What you need to do:
Copy every line of the material below word for word.

──────── Data to use

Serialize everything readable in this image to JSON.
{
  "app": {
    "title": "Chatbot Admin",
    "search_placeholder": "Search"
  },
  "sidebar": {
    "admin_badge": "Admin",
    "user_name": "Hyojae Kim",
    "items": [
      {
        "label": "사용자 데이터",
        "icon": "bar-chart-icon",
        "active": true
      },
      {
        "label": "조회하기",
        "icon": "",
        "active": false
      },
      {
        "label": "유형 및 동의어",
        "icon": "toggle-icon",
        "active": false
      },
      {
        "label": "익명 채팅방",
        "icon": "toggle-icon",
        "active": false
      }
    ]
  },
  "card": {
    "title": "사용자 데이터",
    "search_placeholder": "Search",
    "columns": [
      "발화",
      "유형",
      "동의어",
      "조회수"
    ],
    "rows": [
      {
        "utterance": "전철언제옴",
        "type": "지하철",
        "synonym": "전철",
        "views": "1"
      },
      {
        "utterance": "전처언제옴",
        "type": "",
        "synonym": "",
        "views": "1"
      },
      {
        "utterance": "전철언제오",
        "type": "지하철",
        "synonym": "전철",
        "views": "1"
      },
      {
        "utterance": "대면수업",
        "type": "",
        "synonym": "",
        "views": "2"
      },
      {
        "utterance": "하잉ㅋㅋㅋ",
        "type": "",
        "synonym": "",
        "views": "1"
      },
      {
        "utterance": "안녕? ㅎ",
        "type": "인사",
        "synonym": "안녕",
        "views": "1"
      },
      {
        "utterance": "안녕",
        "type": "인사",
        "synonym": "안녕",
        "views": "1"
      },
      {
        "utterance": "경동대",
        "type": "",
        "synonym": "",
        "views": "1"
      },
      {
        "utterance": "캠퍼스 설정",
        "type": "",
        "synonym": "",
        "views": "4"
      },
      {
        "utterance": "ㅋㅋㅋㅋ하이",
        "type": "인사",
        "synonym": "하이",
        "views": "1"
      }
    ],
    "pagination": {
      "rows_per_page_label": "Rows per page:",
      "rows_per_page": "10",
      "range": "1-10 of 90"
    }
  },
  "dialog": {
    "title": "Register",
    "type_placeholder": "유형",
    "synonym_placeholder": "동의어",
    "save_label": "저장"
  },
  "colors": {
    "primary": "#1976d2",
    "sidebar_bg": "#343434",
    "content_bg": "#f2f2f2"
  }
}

────────────────

Output of the exercise:
Serialize everything readable in this image to JSON.
{
  "app": {
    "title": "Chatbot Admin",
    "search_placeholder": "Search"
  },
  "sidebar": {
    "admin_badge": "Admin",
    "user_name": "Hyojae Kim",
    "items": [
      {
        "label": "사용자 데이터",
        "icon": "bar-chart-icon",
        "active": true
      },
      {
        "label": "조회하기",
        "icon": "",
        "active": false
      },
      {
        "label": "유형 및 동의어",
        "icon": "toggle-icon",
        "active": false
      },
      {
        "label": "익명 채팅방",
        "icon": "toggle-icon",
        "active": false
      }
    ]
  },
  "card": {
    "title": "사용자 데이터",
    "search_placeholder": "Search",
    "columns": [
      "발화",
      "유형",
      "동의어",
      "조회수"
    ],
    "rows": [
      {
        "utterance": "전철언제옴",
        "type": "지하철",
        "synonym": "전철",
        "views": "1"
      },
      {
        "utterance": "전처언제옴",
        "type": "",
        "synonym": "",
        "views": "1"
      },
      {
        "utterance": "전철언제오",
        "type": "지하철",
        "synonym": "전철",
        "views": "1"
      },
      {
        "utterance": "대면수업",
        "type": "",
        "synonym": "",
        "views": "2"
      },
      {
        "utterance": "하잉ㅋㅋㅋ",
        "type": "",
        "synonym": "",
        "views": "1"
      },
      {
        "utterance": "안녕? ㅎ",
        "type": "인사",
        "synonym": "안녕",
        "views": "1"
      },
      {
        "utterance": "안녕",
        "type": "인사",
        "synonym": "안녕",
        "views": "1"
      },
      {
        "utterance": "경동대",
        "type": "",
        "synonym": "",
        "views": "1"
      },
      {
        "utterance": "캠퍼스 설정",
        "type": "",
        "synonym": "",
        "views": "4"
      },
      {
        "utterance": "ㅋㅋㅋㅋ하이",
        "type": "인사",
        "synonym": "하이",
        "views": "1"
      }
    ],
    "pagination": {
      "rows_per_page_label": "Rows per page:",
      "rows_per_page": "10",
      "range": "1-10 of 90"
    }
  },
  "dialog": {
    "title": "Register",
    "type_placeholder": "유형",
    "synonym_placeholder": "동의어",
    "save_label": "저장"
  },
  "colors": {
    "primary": "#1976d2",
    "sidebar_bg": "#343434",
    "content_bg": "#f2f2f2"
  }
}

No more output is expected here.